------ TEXTO PROPORCIONADO ------

Y de repente, una granizada de piedras de considerable diámetro, y heladas, amenaza en belicosa tormenta la pantalla, saliendo por aquí y acullá en un caos semicontrolado. Y es cuando el sentimiento tiene prisa para liberarse cuando lo que siente es vértigo, vergüenza y vómito -con perdón-. Y vas viendo las púas clavadas que, ahora, al ser tantas, comienzan a adquirir cierto peso molesto y pesado.

Te las vas quitando una a una sin orden, como digo, pero sí concierto. Las jóvenes madres -demacradas por el trote de la aguja minutera que, con manía, no perdona, todo lo acaba y siempre llega-, que con suerte trabajan, sin tener tiempo de un saludo, de un adiós, de un nos vemos. No trotan, galopan con sus bebés en brazos a la guardería, donde los abuelos, hasta volver a verles y tenerles, como en el desayuno, en la cena y en el beso de buenas noches.

Otras, ni mejor ni peor, con sus nenos todo el día, y su cabeza haciendo números, con respeto a tocar el interruptor de la luz, en un país con dirigentes tan luminarias e iluminados que han conseguido que sea el más caro en la factura de la luz, con la aquiescencia callada de los consejeros -eminentes políticos algunos- de los dueños de esa energía. ¡Qué contrasentido!, ‘dueños de la luz’, ellos tan muertos y tan oscuros. Qué sabrán de la luz…

Los parados sin esperanza, los suicidios inconfesables… Y, ante estas fiestas, alguien será feliz. Suponemos. Muchos podrán serlo, al no estar en ese barco sin rumbo y sin patrón. Pero se les vendrá a la cabeza, se les atragantará, quizás, el turrón. Y, a pesar de todo, hay que vivir y sobrevivir. El cacumen de cada cual sabrá cómo y de qué manera, y cuándo, si siempre o pensando en la autoinmolación. Siendo, de serlo, solo noticia de media columna, y olvido desde el siguiente día.

 

 

II

Me arrepiento del epifonema con que terminaba el texto anterior. Sería lo último. No vale la pena ser protagonista en esta tragedia; ya lo son los que la provocan. La historia nos dice que todo es un pulso y que, aunque ellos vuelvan a las andadas y gamberradas de bulto, los más, los que somos más, si no la guerra sí muchas batallas hemos ganado. Rebelarse, obstaculizar, resistirse, paralizar, revolver(se), acercarse más unos a otros hablando y escuchando son medios infalibles para acabar y desactivar este dislate.

------

INSTRUCCIONES DE TRABAJO>
1. Según el texto sobre las penurias ante las fiestas, ¿adónde llevan las jóvenes madres a sus bebés?
2. Transcribe del texto sobre las penurias ante las fiestas el fragmento que empieza en "Y de repente, una" y termina en "de buenas noches.".
3. Prosigue el texto sobre las penurias ante las fiestas a partir de su última oración.
El listado que aparece a continuación no guarda relación con el texto sobre las penurias ante las fiestas.

------ CONJUNTO DE REGISTROS ------

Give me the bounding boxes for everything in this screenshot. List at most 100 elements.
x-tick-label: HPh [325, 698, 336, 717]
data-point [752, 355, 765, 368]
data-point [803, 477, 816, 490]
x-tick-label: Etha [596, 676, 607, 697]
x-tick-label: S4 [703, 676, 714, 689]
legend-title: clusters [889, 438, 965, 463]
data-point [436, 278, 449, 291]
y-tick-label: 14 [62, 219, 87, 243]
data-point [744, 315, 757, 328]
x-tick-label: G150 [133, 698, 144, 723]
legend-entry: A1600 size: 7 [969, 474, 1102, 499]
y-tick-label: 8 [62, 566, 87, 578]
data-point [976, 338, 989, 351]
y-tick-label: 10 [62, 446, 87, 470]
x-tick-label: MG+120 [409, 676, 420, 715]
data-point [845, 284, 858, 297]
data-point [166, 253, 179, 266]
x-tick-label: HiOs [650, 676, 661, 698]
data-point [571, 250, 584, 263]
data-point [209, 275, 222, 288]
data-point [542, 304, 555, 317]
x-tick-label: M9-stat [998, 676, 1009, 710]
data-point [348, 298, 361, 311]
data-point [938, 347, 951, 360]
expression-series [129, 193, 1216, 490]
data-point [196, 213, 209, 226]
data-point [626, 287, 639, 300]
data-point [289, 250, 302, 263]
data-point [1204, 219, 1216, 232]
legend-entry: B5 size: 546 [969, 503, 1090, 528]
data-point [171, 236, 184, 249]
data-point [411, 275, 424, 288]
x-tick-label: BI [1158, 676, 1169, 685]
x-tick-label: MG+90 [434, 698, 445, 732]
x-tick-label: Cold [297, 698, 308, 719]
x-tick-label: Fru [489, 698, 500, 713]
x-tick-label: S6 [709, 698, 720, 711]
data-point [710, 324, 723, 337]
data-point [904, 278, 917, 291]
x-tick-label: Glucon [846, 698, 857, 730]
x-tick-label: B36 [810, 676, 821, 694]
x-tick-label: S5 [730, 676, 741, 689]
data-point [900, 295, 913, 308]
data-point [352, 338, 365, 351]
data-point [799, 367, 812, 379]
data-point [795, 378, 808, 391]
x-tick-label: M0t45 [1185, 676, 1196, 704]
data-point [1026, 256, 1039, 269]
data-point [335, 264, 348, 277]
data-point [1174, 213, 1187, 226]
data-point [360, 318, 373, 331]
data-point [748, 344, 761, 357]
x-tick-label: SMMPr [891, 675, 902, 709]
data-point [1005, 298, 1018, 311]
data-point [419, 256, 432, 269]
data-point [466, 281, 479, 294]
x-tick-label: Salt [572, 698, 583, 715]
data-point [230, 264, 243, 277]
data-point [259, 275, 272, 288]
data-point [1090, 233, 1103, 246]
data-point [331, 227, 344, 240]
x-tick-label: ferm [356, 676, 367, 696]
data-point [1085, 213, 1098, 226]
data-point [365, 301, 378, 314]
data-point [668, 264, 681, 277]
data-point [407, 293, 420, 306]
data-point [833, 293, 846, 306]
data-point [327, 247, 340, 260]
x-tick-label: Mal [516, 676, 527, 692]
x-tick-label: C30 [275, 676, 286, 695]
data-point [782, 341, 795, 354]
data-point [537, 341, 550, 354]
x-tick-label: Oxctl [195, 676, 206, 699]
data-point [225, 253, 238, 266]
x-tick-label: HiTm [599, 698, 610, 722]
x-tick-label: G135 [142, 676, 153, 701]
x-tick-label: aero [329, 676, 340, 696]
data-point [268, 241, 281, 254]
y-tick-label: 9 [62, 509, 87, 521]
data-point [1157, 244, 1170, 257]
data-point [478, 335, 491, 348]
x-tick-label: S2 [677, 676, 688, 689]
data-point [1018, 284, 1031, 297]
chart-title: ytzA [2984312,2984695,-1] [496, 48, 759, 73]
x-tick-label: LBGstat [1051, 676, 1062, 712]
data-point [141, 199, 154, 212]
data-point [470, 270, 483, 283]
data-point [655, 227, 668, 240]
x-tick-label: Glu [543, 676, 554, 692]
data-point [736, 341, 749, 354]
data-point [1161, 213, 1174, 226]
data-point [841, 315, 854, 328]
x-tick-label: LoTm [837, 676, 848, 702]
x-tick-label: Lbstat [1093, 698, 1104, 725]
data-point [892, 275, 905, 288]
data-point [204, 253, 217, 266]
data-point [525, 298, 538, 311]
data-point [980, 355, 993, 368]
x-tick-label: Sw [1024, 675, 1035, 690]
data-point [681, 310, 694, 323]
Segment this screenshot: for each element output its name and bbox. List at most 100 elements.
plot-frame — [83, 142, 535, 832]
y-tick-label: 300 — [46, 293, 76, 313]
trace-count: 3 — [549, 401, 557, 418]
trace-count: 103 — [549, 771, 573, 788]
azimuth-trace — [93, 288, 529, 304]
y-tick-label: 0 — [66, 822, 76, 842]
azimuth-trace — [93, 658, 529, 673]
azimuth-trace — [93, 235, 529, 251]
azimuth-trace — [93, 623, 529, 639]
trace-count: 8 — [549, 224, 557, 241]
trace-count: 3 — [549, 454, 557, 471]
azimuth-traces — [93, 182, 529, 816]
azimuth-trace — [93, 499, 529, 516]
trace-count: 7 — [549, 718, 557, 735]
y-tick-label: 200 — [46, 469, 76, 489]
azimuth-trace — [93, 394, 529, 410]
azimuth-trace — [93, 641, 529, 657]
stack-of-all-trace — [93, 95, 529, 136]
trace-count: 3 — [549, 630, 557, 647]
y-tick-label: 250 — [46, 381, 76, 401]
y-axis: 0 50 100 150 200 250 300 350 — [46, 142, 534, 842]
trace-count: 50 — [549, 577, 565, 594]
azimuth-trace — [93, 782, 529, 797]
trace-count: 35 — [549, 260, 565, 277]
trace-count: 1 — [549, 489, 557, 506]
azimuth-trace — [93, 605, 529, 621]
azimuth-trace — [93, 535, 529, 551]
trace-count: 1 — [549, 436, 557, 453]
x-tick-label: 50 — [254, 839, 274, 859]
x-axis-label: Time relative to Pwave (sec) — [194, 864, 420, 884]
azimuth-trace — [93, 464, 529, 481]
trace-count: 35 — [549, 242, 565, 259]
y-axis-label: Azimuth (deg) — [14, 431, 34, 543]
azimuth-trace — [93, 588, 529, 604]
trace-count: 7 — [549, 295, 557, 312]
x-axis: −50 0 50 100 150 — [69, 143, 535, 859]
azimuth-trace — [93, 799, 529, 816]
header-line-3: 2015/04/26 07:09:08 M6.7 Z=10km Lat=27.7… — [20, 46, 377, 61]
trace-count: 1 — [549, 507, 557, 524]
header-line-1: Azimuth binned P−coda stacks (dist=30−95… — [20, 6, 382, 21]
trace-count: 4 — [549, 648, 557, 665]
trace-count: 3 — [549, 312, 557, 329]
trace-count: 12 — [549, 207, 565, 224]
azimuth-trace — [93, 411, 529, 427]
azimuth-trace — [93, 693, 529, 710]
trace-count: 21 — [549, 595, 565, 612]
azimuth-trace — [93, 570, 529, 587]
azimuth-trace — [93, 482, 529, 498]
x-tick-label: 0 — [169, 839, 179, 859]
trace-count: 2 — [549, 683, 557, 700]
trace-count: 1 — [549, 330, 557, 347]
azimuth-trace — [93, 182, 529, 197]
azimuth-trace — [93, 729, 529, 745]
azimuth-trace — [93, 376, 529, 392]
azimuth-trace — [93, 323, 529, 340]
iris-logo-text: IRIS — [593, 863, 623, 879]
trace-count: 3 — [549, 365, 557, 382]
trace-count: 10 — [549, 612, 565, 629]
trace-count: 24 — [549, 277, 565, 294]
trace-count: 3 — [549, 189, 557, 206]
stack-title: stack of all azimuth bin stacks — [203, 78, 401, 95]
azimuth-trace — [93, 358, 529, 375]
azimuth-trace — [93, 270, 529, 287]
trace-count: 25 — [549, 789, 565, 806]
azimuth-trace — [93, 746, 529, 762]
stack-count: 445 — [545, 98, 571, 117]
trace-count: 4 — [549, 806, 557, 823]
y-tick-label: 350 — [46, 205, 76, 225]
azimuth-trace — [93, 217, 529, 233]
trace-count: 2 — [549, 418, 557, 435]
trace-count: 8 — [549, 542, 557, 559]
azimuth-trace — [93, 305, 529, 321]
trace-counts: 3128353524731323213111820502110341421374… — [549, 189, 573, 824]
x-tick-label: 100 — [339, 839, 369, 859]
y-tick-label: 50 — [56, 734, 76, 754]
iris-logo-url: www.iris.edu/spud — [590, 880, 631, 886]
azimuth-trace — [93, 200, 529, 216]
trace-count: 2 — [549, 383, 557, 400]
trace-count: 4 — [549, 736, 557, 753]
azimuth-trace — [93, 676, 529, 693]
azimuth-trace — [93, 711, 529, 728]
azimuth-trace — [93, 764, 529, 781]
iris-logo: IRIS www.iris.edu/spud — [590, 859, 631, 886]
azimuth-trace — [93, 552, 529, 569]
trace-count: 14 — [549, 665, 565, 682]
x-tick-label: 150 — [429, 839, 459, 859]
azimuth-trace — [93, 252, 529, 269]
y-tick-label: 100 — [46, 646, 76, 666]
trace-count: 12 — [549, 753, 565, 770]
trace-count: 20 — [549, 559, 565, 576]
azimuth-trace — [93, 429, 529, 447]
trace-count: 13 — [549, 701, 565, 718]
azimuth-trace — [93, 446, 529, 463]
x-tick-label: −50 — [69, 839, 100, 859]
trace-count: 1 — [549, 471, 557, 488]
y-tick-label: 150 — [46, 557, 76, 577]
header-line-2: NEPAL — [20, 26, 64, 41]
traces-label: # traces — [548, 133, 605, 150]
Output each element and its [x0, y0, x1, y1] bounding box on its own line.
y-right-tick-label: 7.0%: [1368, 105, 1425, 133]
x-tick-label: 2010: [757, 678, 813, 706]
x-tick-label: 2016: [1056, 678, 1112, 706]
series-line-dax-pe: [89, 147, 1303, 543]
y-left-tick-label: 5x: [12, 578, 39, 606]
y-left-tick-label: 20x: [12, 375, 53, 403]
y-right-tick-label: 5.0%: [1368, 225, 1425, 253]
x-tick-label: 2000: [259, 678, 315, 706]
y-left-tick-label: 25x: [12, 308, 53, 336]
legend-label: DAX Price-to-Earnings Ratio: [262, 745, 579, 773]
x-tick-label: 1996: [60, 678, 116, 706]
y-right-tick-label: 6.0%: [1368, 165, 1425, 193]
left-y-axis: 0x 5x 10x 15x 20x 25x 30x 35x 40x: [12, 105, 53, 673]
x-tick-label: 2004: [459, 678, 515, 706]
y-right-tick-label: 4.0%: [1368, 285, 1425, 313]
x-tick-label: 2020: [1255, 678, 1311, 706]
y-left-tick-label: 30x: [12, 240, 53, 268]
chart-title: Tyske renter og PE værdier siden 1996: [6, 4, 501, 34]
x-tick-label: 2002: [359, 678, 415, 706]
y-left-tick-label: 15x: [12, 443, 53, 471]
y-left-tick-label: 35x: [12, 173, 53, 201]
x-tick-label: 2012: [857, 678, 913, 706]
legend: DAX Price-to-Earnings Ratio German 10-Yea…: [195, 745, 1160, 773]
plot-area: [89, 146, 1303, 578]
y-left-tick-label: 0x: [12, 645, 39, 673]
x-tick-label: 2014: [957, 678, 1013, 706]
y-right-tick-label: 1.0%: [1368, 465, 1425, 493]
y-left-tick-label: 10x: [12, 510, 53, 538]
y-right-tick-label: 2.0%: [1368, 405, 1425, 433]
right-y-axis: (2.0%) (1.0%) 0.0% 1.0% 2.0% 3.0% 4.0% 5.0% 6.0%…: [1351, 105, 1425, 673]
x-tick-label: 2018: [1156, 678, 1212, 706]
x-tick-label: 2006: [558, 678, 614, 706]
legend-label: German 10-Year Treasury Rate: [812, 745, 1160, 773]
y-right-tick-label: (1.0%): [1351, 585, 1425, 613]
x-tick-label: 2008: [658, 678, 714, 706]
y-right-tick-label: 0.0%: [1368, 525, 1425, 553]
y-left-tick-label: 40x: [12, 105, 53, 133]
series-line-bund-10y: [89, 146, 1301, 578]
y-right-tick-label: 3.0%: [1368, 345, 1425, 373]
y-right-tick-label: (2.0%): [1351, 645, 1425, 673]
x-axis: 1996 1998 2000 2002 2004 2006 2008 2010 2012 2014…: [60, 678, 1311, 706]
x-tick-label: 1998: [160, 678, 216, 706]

------

LISTA DE RESPUESTAS>
1. A la guardería.

2.
Y de repente, una granizada de piedras de considerable diámetro, y heladas, amenaza en belicosa tormenta la pantalla, saliendo por aquí y acullá en un caos semicontrolado. Y es cuando el sentimiento tiene prisa para liberarse cuando lo que siente es vértigo, vergüenza y vómito -con perdón-. Y vas viendo las púas clavadas que, ahora, al ser tantas, comienzan a adquirir cierto peso molesto y pesado.

Te las vas quitando una a una sin orden, como digo, pero sí concierto. Las jóvenes madres -demacradas por el trote de la aguja minutera que, con manía, no perdona, todo lo acaba y siempre llega-, que con suerte trabajan, sin tener tiempo de un saludo, de un adiós, de un nos vemos. No trotan, galopan con sus bebés en brazos a la guardería, donde los abuelos, hasta volver a verles y tenerles, como en el desayuno, en la cena y en el beso de buenas noches.

3.
Será el reflejo de ser patriotas, no patrioteros. Amar al país, preservarlo, que nunca quede en ridículo ante los demás, defender y cuidar su cultura, no despreciarla, enorgullecerse de sus victorias, siendo estas las que significan cualquier paso adelante en los derechos y libertades de la ciudadanía, y, con total libertad, poder poner cada cual su grano de arena en la satisfacción de los problemas colectivos.

Con la resaca de la anemia civil y política, de unos gobernantes incapaces, dormidos y ridículos que no supieron abordar la crisis de 1898, el cirujano Enrique Diego-Madrazo escribe en 1903 un libro que sería condenado y apartado de los comercios por la Iglesia de entonces. Lo único que pretendió en sus páginas fue despertar a la ciudadanía de la abulia en que la había arrinconado el poder. Extracto unas líneas suyas que me parecen paradigmáticas en estos momentos de ridiculez, agobio, amoralidad y partidismo interesado:

La enfermedad es grave; pero no moriremos mientras el soldado tenga alma, mientras no caiga en la muerte moral de sus jefes; la mínima parte de la fuerza nacional que éstos representan, será posible transformarla ó sustituirla, porque siempre dispondremos de la abundosa y cristalina corriente de la masa, de esa gran masa que está rebosando virtud, y á la que solo falta que una mano piadosa pose en su alma dormida y le diga como á Lázaro, levántate y anda (…). (¿El pueblo español ha muerto?, p. 63).